■ Records for the exercise ■

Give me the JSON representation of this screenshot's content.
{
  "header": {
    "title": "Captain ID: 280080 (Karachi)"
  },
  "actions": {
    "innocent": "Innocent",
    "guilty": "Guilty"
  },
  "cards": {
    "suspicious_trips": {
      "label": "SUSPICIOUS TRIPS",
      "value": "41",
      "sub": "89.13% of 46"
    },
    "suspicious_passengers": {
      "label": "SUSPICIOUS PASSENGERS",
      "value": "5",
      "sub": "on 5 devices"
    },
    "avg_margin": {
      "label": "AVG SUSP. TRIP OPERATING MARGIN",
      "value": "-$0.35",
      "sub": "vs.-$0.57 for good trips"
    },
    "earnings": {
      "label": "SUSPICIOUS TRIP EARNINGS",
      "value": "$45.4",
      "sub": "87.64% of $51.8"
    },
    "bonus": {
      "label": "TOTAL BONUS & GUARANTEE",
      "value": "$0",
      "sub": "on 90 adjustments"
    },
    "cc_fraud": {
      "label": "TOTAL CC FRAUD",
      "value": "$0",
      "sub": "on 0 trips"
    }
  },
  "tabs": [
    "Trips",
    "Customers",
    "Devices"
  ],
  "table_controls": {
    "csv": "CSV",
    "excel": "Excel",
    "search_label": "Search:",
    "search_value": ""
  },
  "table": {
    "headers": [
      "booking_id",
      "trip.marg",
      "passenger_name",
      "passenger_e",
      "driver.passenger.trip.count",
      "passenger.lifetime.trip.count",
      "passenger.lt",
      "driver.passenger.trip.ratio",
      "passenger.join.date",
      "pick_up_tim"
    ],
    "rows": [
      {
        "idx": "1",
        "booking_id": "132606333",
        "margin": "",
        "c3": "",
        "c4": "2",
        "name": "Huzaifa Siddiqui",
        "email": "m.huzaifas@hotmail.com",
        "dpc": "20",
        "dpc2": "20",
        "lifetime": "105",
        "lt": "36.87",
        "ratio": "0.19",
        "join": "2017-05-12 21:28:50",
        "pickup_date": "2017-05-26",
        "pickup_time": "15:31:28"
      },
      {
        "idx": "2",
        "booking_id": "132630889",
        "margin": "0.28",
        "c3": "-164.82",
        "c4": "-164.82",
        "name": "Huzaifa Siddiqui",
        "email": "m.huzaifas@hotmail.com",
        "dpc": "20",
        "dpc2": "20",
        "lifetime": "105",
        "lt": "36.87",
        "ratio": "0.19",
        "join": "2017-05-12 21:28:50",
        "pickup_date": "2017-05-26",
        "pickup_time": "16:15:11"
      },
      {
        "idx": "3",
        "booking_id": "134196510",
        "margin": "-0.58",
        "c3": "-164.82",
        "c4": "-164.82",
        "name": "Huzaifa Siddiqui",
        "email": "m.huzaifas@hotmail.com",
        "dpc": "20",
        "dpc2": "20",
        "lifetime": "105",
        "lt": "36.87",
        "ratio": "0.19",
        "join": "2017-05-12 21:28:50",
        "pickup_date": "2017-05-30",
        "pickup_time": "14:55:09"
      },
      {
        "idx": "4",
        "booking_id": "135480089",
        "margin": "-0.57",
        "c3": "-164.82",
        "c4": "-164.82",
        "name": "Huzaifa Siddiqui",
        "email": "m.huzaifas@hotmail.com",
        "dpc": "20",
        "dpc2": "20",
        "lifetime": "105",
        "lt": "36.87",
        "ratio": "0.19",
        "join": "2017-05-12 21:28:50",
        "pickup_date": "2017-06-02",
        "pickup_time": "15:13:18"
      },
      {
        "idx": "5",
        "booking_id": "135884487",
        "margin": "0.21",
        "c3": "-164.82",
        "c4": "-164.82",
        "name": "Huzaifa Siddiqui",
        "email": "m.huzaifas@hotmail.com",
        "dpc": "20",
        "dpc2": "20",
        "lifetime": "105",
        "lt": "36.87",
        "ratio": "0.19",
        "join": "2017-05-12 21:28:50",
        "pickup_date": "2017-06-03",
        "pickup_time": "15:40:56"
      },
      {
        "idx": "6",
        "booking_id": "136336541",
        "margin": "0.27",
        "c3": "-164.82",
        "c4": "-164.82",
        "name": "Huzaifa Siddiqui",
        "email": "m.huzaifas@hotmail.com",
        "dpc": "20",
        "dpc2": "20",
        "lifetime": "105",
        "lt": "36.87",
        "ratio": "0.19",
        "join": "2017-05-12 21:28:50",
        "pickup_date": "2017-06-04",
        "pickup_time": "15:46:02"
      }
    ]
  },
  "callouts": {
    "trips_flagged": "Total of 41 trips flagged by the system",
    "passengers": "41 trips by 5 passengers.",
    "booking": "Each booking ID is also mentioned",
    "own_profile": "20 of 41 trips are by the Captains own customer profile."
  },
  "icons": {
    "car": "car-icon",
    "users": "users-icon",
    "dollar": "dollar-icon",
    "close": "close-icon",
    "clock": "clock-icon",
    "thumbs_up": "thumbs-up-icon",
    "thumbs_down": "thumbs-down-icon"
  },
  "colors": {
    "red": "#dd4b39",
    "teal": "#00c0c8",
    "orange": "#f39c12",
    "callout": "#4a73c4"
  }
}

■ Exercise goal ■
Output each record exactly, leaving nothing out.

■ Final result ■
Give me the JSON representation of this screenshot's content.
{
  "header": {
    "title": "Captain ID: 280080 (Karachi)"
  },
  "actions": {
    "innocent": "Innocent",
    "guilty": "Guilty"
  },
  "cards": {
    "suspicious_trips": {
      "label": "SUSPICIOUS TRIPS",
      "value": "41",
      "sub": "89.13% of 46"
    },
    "suspicious_passengers": {
      "label": "SUSPICIOUS PASSENGERS",
      "value": "5",
      "sub": "on 5 devices"
    },
    "avg_margin": {
      "label": "AVG SUSP. TRIP OPERATING MARGIN",
      "value": "-$0.35",
      "sub": "vs.-$0.57 for good trips"
    },
    "earnings": {
      "label": "SUSPICIOUS TRIP EARNINGS",
      "value": "$45.4",
      "sub": "87.64% of $51.8"
    },
    "bonus": {
      "label": "TOTAL BONUS & GUARANTEE",
      "value": "$0",
      "sub": "on 90 adjustments"
    },
    "cc_fraud": {
      "label": "TOTAL CC FRAUD",
      "value": "$0",
      "sub": "on 0 trips"
    }
  },
  "tabs": [
    "Trips",
    "Customers",
    "Devices"
  ],
  "table_controls": {
    "csv": "CSV",
    "excel": "Excel",
    "search_label": "Search:",
    "search_value": ""
  },
  "table": {
    "headers": [
      "booking_id",
      "trip.marg",
      "passenger_name",
      "passenger_e",
      "driver.passenger.trip.count",
      "passenger.lifetime.trip.count",
      "passenger.lt",
      "driver.passenger.trip.ratio",
      "passenger.join.date",
      "pick_up_tim"
    ],
    "rows": [
      {
        "idx": "1",
        "booking_id": "132606333",
        "margin": "",
        "c3": "",
        "c4": "2",
        "name": "Huzaifa Siddiqui",
        "email": "m.huzaifas@hotmail.com",
        "dpc": "20",
        "dpc2": "20",
        "lifetime": "105",
        "lt": "36.87",
        "ratio": "0.19",
        "join": "2017-05-12 21:28:50",
        "pickup_date": "2017-05-26",
        "pickup_time": "15:31:28"
      },
      {
        "idx": "2",
        "booking_id": "132630889",
        "margin": "0.28",
        "c3": "-164.82",
        "c4": "-164.82",
        "name": "Huzaifa Siddiqui",
        "email": "m.huzaifas@hotmail.com",
        "dpc": "20",
        "dpc2": "20",
        "lifetime": "105",
        "lt": "36.87",
        "ratio": "0.19",
        "join": "2017-05-12 21:28:50",
        "pickup_date": "2017-05-26",
        "pickup_time": "16:15:11"
      },
      {
        "idx": "3",
        "booking_id": "134196510",
        "margin": "-0.58",
        "c3": "-164.82",
        "c4": "-164.82",
        "name": "Huzaifa Siddiqui",
        "email": "m.huzaifas@hotmail.com",
        "dpc": "20",
        "dpc2": "20",
        "lifetime": "105",
        "lt": "36.87",
        "ratio": "0.19",
        "join": "2017-05-12 21:28:50",
        "pickup_date": "2017-05-30",
        "pickup_time": "14:55:09"
      },
      {
        "idx": "4",
        "booking_id": "135480089",
        "margin": "-0.57",
        "c3": "-164.82",
        "c4": "-164.82",
        "name": "Huzaifa Siddiqui",
        "email": "m.huzaifas@hotmail.com",
        "dpc": "20",
        "dpc2": "20",
        "lifetime": "105",
        "lt": "36.87",
        "ratio": "0.19",
        "join": "2017-05-12 21:28:50",
        "pickup_date": "2017-06-02",
        "pickup_time": "15:13:18"
      },
      {
        "idx": "5",
        "booking_id": "135884487",
        "margin": "0.21",
        "c3": "-164.82",
        "c4": "-164.82",
        "name": "Huzaifa Siddiqui",
        "email": "m.huzaifas@hotmail.com",
        "dpc": "20",
        "dpc2": "20",
        "lifetime": "105",
        "lt": "36.87",
        "ratio": "0.19",
        "join": "2017-05-12 21:28:50",
        "pickup_date": "2017-06-03",
        "pickup_time": "15:40:56"
      },
      {
        "idx": "6",
        "booking_id": "136336541",
        "margin": "0.27",
        "c3": "-164.82",
        "c4": "-164.82",
        "name": "Huzaifa Siddiqui",
        "email": "m.huzaifas@hotmail.com",
        "dpc": "20",
        "dpc2": "20",
        "lifetime": "105",
        "lt": "36.87",
        "ratio": "0.19",
        "join": "2017-05-12 21:28:50",
        "pickup_date": "2017-06-04",
        "pickup_time": "15:46:02"
      }
    ]
  },
  "callouts": {
    "trips_flagged": "Total of 41 trips flagged by the system",
    "passengers": "41 trips by 5 passengers.",
    "booking": "Each booking ID is also mentioned",
    "own_profile": "20 of 41 trips are by the Captains own customer profile."
  },
  "icons": {
    "car": "car-icon",
    "users": "users-icon",
    "dollar": "dollar-icon",
    "close": "close-icon",
    "clock": "clock-icon",
    "thumbs_up": "thumbs-up-icon",
    "thumbs_down": "thumbs-down-icon"
  },
  "colors": {
    "red": "#dd4b39",
    "teal": "#00c0c8",
    "orange": "#f39c12",
    "callout": "#4a73c4"
  }
}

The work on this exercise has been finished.